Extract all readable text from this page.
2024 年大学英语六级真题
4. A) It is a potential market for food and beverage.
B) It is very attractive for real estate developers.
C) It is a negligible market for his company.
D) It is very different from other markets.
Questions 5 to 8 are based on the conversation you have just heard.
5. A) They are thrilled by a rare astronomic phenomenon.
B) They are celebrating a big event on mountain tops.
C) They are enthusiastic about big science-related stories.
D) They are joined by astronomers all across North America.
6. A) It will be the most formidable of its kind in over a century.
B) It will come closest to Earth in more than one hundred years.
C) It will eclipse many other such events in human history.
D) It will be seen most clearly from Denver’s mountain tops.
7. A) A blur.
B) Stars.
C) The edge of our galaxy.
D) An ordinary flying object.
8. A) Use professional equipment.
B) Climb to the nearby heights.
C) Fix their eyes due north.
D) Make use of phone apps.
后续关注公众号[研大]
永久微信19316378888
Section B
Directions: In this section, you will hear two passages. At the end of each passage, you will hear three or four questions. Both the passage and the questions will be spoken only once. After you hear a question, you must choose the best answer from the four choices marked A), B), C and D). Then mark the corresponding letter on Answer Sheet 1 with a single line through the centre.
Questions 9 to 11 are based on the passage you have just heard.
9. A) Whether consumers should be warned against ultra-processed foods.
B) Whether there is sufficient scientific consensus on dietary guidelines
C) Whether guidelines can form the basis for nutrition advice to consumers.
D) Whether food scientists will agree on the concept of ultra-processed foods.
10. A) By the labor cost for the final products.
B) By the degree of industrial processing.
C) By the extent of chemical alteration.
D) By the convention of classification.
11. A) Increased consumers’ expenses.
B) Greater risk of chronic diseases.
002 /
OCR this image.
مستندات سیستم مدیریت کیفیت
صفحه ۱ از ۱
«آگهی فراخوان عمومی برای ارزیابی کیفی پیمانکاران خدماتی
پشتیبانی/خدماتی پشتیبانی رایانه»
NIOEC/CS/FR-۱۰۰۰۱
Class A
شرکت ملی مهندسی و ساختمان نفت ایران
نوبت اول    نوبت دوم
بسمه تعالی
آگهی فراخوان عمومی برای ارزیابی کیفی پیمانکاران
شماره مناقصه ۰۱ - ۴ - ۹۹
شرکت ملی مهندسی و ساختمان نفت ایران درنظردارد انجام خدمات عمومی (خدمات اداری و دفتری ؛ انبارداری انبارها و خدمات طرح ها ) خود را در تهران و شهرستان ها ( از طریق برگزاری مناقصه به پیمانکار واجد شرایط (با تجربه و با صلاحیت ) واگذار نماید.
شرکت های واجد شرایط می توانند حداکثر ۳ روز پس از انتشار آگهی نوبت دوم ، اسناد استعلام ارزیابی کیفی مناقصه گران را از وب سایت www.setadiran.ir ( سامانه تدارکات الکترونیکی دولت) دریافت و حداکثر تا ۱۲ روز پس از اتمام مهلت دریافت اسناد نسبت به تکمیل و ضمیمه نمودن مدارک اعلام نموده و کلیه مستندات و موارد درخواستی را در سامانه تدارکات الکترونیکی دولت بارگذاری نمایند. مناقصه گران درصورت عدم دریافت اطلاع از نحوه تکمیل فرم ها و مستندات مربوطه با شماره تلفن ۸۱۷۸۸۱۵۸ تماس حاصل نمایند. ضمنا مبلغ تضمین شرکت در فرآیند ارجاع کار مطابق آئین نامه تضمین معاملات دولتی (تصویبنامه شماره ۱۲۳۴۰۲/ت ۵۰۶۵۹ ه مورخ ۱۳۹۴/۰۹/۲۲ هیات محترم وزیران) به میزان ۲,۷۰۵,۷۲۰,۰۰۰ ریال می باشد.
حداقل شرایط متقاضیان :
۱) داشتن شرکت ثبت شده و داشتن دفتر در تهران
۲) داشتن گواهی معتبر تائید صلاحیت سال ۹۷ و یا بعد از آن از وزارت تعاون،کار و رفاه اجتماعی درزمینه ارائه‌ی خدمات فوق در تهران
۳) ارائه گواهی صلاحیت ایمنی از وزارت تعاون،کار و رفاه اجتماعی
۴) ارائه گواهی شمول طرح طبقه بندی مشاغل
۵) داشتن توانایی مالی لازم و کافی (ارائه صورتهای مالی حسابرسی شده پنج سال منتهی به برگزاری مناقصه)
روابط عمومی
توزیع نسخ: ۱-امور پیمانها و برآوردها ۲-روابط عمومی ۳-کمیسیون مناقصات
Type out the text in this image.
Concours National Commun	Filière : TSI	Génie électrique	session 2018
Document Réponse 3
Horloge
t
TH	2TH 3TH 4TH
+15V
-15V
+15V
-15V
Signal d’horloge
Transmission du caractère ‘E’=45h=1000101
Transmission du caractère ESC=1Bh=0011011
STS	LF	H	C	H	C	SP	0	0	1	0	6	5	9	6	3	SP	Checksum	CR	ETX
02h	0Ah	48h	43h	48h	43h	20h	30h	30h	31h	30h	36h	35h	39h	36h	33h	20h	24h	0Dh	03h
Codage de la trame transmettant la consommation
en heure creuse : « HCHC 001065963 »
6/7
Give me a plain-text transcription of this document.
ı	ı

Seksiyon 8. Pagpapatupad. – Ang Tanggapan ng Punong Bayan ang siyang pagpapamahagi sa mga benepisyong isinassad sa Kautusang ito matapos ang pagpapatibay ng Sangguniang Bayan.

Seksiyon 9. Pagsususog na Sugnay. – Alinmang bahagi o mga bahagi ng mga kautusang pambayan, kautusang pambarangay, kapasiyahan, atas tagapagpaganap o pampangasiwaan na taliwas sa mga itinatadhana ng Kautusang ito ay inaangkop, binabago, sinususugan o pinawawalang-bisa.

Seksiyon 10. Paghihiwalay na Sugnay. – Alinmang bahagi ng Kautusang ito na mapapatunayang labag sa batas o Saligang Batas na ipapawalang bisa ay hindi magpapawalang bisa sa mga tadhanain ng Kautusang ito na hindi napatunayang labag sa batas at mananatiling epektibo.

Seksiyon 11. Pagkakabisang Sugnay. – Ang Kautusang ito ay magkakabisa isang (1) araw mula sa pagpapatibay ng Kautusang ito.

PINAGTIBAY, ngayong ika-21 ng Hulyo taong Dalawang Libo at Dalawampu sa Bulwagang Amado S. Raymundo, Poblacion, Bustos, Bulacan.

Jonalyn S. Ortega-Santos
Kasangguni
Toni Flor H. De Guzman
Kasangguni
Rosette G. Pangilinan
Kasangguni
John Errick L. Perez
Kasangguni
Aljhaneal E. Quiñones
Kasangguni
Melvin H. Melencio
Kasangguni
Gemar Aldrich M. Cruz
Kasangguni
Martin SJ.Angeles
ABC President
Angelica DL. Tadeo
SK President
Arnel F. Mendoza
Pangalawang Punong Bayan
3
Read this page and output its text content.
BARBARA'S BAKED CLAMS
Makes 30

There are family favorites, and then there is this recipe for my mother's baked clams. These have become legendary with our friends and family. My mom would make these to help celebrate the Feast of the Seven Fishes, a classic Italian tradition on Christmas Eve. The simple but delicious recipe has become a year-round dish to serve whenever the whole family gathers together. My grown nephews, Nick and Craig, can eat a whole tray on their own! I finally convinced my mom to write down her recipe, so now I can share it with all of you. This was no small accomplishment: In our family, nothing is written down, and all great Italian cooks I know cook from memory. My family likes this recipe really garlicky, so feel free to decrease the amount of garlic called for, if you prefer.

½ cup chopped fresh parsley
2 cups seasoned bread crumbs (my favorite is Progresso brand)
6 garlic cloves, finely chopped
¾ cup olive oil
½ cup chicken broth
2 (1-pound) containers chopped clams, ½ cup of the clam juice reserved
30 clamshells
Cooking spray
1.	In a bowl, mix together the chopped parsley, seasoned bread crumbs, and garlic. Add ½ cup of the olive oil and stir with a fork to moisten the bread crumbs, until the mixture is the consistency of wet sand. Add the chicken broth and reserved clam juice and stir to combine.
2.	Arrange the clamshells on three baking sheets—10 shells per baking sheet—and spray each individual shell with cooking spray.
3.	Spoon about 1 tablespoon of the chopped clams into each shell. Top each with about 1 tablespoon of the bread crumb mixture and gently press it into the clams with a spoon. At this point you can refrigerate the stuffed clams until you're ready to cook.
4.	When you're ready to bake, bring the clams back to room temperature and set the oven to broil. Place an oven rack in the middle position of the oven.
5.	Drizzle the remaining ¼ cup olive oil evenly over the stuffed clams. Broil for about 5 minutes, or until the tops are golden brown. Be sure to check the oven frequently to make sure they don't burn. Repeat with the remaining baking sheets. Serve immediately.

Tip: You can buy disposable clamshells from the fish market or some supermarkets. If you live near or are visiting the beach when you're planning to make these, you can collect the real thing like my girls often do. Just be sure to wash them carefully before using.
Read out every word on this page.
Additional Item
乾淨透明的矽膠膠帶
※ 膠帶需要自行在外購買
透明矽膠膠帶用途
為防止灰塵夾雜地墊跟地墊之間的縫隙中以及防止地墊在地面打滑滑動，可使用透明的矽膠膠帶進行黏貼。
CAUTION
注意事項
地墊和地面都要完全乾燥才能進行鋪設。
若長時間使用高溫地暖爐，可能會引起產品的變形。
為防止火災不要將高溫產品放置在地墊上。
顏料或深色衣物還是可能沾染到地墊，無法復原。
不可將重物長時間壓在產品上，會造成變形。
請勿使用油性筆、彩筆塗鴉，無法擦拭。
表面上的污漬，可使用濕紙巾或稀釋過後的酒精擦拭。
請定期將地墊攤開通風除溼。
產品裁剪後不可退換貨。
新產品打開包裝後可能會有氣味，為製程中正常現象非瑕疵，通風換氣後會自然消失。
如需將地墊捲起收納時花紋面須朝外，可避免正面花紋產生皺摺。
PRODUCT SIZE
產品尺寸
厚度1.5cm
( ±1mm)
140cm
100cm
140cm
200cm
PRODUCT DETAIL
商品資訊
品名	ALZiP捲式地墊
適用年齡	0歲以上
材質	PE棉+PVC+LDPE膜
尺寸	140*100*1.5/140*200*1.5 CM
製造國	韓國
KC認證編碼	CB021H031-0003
####################
For this exercise, gather every line of the data that contains the word "ultra".

9. A) Whether consumers should be warned against ultra-processed foods.
D) Whether food scientists will agree on the concept of ultra-processed foods.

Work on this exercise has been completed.